◆ What the task requires
Gather from the listing below each line that includes the word "screenshot", and copy it.

### Records ###

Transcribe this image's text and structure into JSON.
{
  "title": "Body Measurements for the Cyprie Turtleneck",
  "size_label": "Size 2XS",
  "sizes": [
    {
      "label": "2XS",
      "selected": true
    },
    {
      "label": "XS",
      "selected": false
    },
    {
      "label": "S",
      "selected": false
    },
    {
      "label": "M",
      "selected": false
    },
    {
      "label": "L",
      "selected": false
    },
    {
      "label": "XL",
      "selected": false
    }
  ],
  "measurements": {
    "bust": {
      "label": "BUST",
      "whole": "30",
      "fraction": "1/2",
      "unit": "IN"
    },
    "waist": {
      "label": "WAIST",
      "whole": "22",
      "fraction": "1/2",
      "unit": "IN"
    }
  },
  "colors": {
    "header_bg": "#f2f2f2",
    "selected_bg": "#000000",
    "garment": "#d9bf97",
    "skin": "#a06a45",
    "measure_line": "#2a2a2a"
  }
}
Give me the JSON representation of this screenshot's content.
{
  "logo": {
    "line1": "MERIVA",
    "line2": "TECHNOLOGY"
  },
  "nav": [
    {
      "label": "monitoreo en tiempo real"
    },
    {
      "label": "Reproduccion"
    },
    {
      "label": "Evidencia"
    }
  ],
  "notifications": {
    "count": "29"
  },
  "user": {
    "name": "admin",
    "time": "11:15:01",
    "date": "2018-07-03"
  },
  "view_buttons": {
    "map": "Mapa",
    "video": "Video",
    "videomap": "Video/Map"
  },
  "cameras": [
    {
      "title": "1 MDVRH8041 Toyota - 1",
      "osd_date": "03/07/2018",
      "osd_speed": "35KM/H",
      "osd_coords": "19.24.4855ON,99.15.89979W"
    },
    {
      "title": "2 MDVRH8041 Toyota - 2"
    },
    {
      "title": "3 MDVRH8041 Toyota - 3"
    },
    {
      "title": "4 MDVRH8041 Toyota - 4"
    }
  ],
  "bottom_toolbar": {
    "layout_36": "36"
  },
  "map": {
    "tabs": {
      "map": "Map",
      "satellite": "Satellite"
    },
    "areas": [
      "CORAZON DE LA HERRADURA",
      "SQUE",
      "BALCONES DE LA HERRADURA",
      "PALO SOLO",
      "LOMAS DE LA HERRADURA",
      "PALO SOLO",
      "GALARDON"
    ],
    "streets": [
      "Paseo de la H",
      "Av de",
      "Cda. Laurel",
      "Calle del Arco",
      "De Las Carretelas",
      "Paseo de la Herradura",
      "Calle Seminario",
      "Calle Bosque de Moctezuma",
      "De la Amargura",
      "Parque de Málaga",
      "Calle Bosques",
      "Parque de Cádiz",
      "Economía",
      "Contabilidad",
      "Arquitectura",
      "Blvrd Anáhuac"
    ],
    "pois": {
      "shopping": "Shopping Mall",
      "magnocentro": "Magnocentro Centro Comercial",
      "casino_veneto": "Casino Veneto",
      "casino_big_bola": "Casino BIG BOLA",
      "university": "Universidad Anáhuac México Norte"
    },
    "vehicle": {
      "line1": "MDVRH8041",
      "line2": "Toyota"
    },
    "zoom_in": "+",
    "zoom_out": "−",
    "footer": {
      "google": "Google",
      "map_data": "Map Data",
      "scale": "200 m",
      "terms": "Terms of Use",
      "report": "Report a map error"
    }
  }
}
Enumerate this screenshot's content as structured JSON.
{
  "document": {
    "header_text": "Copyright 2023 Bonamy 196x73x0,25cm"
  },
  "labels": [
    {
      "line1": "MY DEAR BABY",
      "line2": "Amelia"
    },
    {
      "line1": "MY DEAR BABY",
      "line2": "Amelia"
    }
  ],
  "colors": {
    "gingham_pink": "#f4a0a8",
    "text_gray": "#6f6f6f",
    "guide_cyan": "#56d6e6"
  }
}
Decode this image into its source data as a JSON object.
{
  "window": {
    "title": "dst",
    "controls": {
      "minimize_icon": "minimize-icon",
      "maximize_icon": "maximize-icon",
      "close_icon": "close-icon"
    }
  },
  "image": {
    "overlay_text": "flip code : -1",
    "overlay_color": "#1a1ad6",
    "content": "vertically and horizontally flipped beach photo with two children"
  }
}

###
### Records ###

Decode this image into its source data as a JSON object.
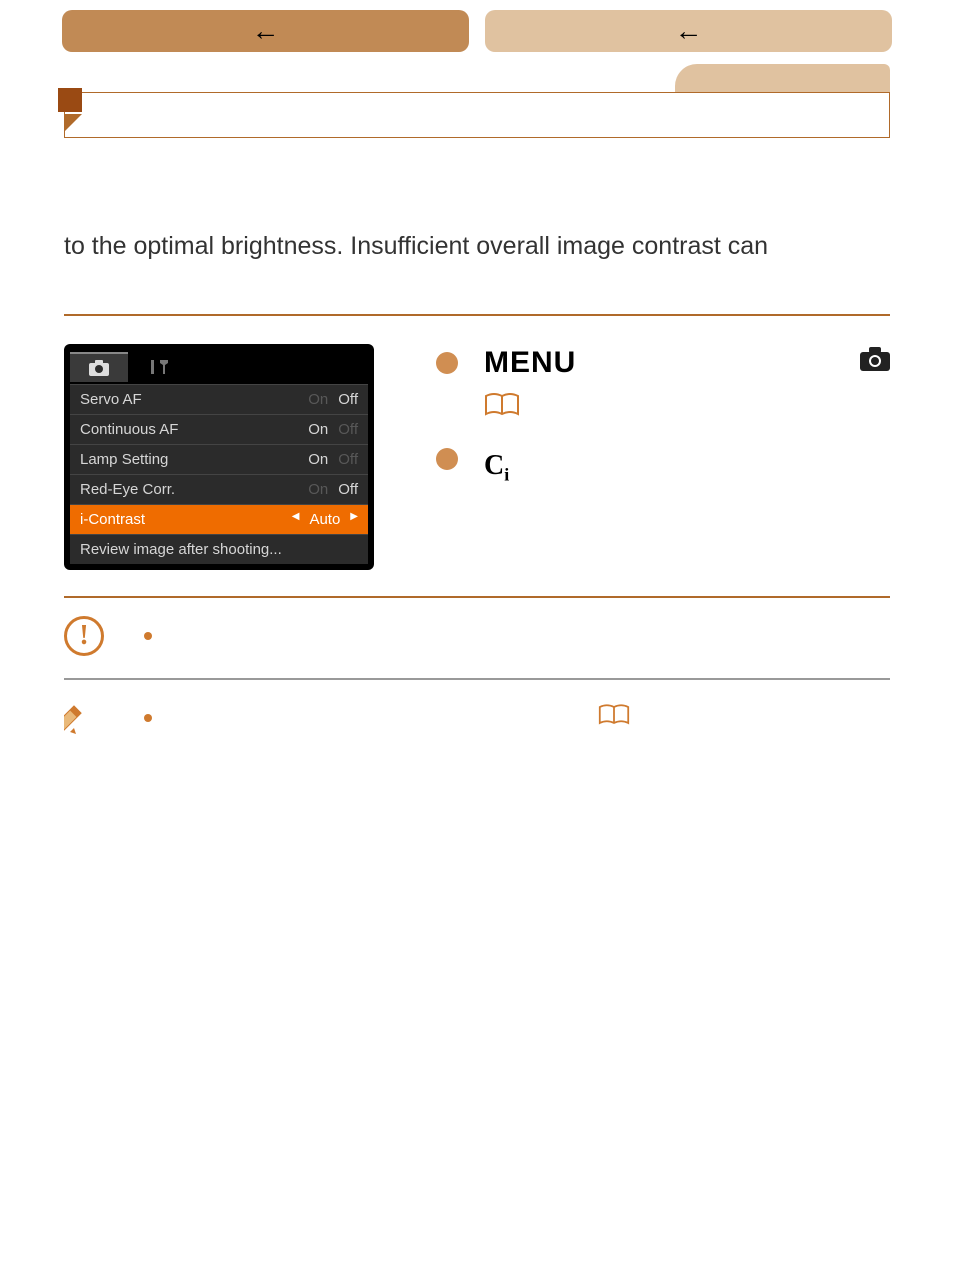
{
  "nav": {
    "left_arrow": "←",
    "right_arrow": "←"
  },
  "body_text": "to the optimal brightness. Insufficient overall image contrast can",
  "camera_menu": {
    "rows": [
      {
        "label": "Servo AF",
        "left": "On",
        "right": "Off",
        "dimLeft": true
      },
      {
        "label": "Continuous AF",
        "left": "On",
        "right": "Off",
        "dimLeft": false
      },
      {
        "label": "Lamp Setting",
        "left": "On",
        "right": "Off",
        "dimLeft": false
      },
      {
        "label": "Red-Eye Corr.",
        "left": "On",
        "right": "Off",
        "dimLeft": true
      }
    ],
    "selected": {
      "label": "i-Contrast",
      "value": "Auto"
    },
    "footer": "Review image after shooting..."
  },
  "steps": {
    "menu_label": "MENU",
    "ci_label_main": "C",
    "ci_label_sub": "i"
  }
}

###
### Records ###

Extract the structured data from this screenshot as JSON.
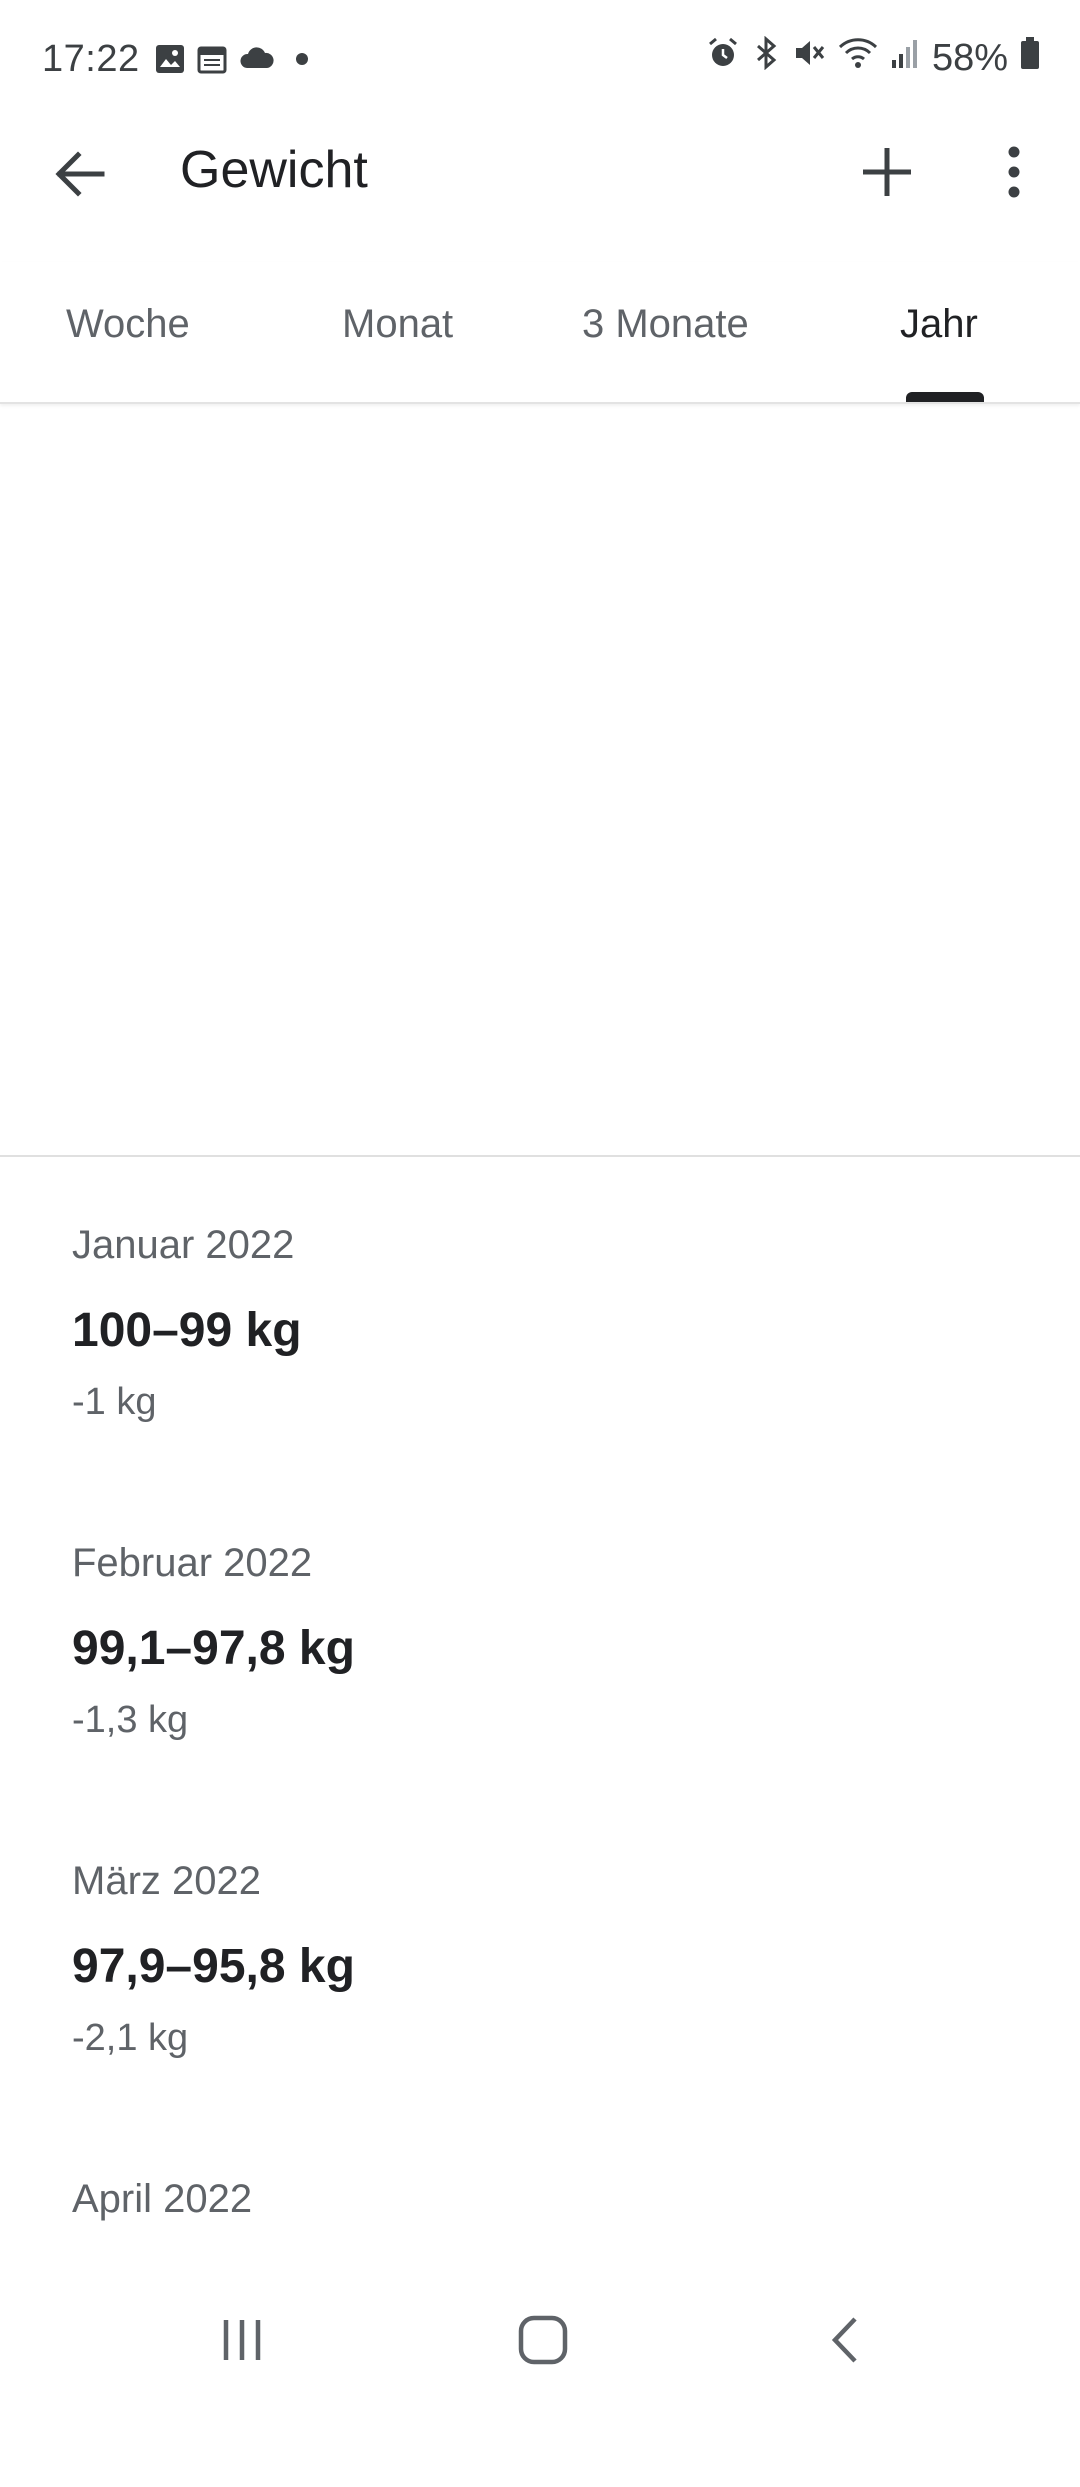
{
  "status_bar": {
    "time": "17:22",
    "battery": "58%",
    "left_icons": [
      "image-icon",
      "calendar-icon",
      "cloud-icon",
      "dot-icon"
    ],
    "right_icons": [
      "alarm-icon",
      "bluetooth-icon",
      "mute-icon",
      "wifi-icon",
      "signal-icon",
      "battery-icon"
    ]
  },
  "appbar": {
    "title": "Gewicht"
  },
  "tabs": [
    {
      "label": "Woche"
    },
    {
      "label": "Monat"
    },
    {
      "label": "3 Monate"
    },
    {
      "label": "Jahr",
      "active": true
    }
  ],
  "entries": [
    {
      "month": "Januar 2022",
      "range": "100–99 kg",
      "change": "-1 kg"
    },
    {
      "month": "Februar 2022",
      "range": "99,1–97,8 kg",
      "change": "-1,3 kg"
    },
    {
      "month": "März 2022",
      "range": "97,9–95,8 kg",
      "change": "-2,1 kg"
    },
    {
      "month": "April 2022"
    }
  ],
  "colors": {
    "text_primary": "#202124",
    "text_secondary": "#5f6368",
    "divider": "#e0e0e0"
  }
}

###

◆ In response
Give me the JSON representation of this screenshot's content.
Enumerate this screenshot's content as structured JSON.
Extract the structured data from this screenshot as JSON.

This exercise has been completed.